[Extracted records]
** Start **

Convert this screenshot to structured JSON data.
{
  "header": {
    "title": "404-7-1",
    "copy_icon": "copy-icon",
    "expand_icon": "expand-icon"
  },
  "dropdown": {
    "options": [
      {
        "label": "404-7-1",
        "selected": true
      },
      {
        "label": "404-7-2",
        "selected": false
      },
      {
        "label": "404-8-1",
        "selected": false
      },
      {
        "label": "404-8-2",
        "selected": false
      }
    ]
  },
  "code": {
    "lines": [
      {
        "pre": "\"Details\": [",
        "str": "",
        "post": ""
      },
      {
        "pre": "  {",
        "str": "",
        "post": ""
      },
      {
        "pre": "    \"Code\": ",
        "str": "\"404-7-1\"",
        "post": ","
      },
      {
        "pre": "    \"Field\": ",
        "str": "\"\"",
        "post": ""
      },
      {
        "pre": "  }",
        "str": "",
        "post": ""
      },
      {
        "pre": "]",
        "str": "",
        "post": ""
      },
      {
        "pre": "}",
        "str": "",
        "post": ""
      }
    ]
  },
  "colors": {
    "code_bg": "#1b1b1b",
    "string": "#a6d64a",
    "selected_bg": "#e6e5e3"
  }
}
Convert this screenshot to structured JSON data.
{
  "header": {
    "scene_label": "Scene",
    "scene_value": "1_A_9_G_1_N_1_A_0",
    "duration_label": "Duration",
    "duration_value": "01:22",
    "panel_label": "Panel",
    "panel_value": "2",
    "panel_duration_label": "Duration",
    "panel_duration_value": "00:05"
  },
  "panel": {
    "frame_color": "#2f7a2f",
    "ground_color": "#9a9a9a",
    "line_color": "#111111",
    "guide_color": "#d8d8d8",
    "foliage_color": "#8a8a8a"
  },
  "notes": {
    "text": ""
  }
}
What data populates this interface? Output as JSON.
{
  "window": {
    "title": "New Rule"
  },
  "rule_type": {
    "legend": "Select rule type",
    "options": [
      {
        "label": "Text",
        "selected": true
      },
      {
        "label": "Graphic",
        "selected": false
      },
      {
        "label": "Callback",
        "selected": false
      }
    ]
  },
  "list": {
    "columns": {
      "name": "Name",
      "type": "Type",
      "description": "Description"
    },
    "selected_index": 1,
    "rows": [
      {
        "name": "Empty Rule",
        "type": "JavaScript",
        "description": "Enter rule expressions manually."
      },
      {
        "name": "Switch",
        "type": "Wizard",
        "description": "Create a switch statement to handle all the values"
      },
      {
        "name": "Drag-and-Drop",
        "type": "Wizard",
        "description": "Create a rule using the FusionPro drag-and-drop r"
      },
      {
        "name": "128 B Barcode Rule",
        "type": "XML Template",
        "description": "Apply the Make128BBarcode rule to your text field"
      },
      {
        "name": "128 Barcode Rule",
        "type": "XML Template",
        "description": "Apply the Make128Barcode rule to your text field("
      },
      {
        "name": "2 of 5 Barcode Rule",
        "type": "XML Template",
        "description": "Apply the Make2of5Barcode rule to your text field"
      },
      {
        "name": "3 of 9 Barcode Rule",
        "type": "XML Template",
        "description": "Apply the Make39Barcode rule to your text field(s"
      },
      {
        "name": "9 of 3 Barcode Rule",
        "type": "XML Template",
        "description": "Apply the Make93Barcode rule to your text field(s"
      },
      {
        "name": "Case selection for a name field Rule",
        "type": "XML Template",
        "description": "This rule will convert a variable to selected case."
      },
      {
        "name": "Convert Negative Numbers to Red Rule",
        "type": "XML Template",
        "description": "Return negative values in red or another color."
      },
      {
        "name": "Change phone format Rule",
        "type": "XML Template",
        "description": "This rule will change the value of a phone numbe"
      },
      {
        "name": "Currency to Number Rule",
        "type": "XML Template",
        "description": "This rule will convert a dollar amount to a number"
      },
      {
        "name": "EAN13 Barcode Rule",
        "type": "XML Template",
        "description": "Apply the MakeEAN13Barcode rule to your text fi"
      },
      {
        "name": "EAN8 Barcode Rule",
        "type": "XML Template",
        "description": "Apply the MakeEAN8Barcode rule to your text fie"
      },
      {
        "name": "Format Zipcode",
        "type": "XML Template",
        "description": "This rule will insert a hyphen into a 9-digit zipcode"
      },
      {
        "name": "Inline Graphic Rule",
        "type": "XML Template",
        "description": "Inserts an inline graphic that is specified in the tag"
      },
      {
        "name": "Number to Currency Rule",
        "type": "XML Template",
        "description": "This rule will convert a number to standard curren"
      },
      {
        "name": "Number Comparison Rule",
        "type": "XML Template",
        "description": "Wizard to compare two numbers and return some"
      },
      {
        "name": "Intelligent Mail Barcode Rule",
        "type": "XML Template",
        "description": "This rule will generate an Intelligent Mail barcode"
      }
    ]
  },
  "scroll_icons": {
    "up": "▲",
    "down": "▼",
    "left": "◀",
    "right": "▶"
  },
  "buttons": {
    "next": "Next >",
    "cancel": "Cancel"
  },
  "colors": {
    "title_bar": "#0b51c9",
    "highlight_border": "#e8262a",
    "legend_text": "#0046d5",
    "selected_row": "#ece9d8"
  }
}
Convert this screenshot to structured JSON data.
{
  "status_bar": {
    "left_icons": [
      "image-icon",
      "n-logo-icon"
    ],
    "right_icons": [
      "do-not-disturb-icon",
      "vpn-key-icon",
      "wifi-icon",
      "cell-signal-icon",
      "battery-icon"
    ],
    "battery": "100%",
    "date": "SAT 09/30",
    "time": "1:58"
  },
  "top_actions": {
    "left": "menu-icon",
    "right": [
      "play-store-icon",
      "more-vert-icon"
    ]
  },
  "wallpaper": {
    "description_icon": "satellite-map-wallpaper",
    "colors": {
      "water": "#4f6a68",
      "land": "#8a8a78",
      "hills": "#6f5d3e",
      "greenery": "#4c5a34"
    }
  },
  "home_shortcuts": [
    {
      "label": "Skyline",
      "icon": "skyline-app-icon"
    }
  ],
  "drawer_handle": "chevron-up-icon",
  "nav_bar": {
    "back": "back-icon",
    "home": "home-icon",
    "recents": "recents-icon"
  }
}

** End **

* TASK REQUIREMENTS *
Return all the data exactly as given.

* EXERCISE OUTPUT *
Convert this screenshot to structured JSON data.
{
  "header": {
    "title": "404-7-1",
    "copy_icon": "copy-icon",
    "expand_icon": "expand-icon"
  },
  "dropdown": {
    "options": [
      {
        "label": "404-7-1",
        "selected": true
      },
      {
        "label": "404-7-2",
        "selected": false
      },
      {
        "label": "404-8-1",
        "selected": false
      },
      {
        "label": "404-8-2",
        "selected": false
      }
    ]
  },
  "code": {
    "lines": [
      {
        "pre": "\"Details\": [",
        "str": "",
        "post": ""
      },
      {
        "pre": "  {",
        "str": "",
        "post": ""
      },
      {
        "pre": "    \"Code\": ",
        "str": "\"404-7-1\"",
        "post": ","
      },
      {
        "pre": "    \"Field\": ",
        "str": "\"\"",
        "post": ""
      },
      {
        "pre": "  }",
        "str": "",
        "post": ""
      },
      {
        "pre": "]",
        "str": "",
        "post": ""
      },
      {
        "pre": "}",
        "str": "",
        "post": ""
      }
    ]
  },
  "colors": {
    "code_bg": "#1b1b1b",
    "string": "#a6d64a",
    "selected_bg": "#e6e5e3"
  }
}
Convert this screenshot to structured JSON data.
{
  "header": {
    "scene_label": "Scene",
    "scene_value": "1_A_9_G_1_N_1_A_0",
    "duration_label": "Duration",
    "duration_value": "01:22",
    "panel_label": "Panel",
    "panel_value": "2",
    "panel_duration_label": "Duration",
    "panel_duration_value": "00:05"
  },
  "panel": {
    "frame_color": "#2f7a2f",
    "ground_color": "#9a9a9a",
    "line_color": "#111111",
    "guide_color": "#d8d8d8",
    "foliage_color": "#8a8a8a"
  },
  "notes": {
    "text": ""
  }
}
What data populates this interface? Output as JSON.
{
  "window": {
    "title": "New Rule"
  },
  "rule_type": {
    "legend": "Select rule type",
    "options": [
      {
        "label": "Text",
        "selected": true
      },
      {
        "label": "Graphic",
        "selected": false
      },
      {
        "label": "Callback",
        "selected": false
      }
    ]
  },
  "list": {
    "columns": {
      "name": "Name",
      "type": "Type",
      "description": "Description"
    },
    "selected_index": 1,
    "rows": [
      {
        "name": "Empty Rule",
        "type": "JavaScript",
        "description": "Enter rule expressions manually."
      },
      {
        "name": "Switch",
        "type": "Wizard",
        "description": "Create a switch statement to handle all the values"
      },
      {
        "name": "Drag-and-Drop",
        "type": "Wizard",
        "description": "Create a rule using the FusionPro drag-and-drop r"
      },
      {
        "name": "128 B Barcode Rule",
        "type": "XML Template",
        "description": "Apply the Make128BBarcode rule to your text field"
      },
      {
        "name": "128 Barcode Rule",
        "type": "XML Template",
        "description": "Apply the Make128Barcode rule to your text field("
      },
      {
        "name": "2 of 5 Barcode Rule",
        "type": "XML Template",
        "description": "Apply the Make2of5Barcode rule to your text field"
      },
      {
        "name": "3 of 9 Barcode Rule",
        "type": "XML Template",
        "description": "Apply the Make39Barcode rule to your text field(s"
      },
      {
        "name": "9 of 3 Barcode Rule",
        "type": "XML Template",
        "description": "Apply the Make93Barcode rule to your text field(s"
      },
      {
        "name": "Case selection for a name field Rule",
        "type": "XML Template",
        "description": "This rule will convert a variable to selected case."
      },
      {
        "name": "Convert Negative Numbers to Red Rule",
        "type": "XML Template",
        "description": "Return negative values in red or another color."
      },
      {
        "name": "Change phone format Rule",
        "type": "XML Template",
        "description": "This rule will change the value of a phone numbe"
      },
      {
        "name": "Currency to Number Rule",
        "type": "XML Template",
        "description": "This rule will convert a dollar amount to a number"
      },
      {
        "name": "EAN13 Barcode Rule",
        "type": "XML Template",
        "description": "Apply the MakeEAN13Barcode rule to your text fi"
      },
      {
        "name": "EAN8 Barcode Rule",
        "type": "XML Template",
        "description": "Apply the MakeEAN8Barcode rule to your text fie"
      },
      {
        "name": "Format Zipcode",
        "type": "XML Template",
        "description": "This rule will insert a hyphen into a 9-digit zipcode"
      },
      {
        "name": "Inline Graphic Rule",
        "type": "XML Template",
        "description": "Inserts an inline graphic that is specified in the tag"
      },
      {
        "name": "Number to Currency Rule",
        "type": "XML Template",
        "description": "This rule will convert a number to standard curren"
      },
      {
        "name": "Number Comparison Rule",
        "type": "XML Template",
        "description": "Wizard to compare two numbers and return some"
      },
      {
        "name": "Intelligent Mail Barcode Rule",
        "type": "XML Template",
        "description": "This rule will generate an Intelligent Mail barcode"
      }
    ]
  },
  "scroll_icons": {
    "up": "▲",
    "down": "▼",
    "left": "◀",
    "right": "▶"
  },
  "buttons": {
    "next": "Next >",
    "cancel": "Cancel"
  },
  "colors": {
    "title_bar": "#0b51c9",
    "highlight_border": "#e8262a",
    "legend_text": "#0046d5",
    "selected_row": "#ece9d8"
  }
}
Convert this screenshot to structured JSON data.
{
  "status_bar": {
    "left_icons": [
      "image-icon",
      "n-logo-icon"
    ],
    "right_icons": [
      "do-not-disturb-icon",
      "vpn-key-icon",
      "wifi-icon",
      "cell-signal-icon",
      "battery-icon"
    ],
    "battery": "100%",
    "date": "SAT 09/30",
    "time": "1:58"
  },
  "top_actions": {
    "left": "menu-icon",
    "right": [
      "play-store-icon",
      "more-vert-icon"
    ]
  },
  "wallpaper": {
    "description_icon": "satellite-map-wallpaper",
    "colors": {
      "water": "#4f6a68",
      "land": "#8a8a78",
      "hills": "#6f5d3e",
      "greenery": "#4c5a34"
    }
  },
  "home_shortcuts": [
    {
      "label": "Skyline",
      "icon": "skyline-app-icon"
    }
  ],
  "drawer_handle": "chevron-up-icon",
  "nav_bar": {
    "back": "back-icon",
    "home": "home-icon",
    "recents": "recents-icon"
  }
}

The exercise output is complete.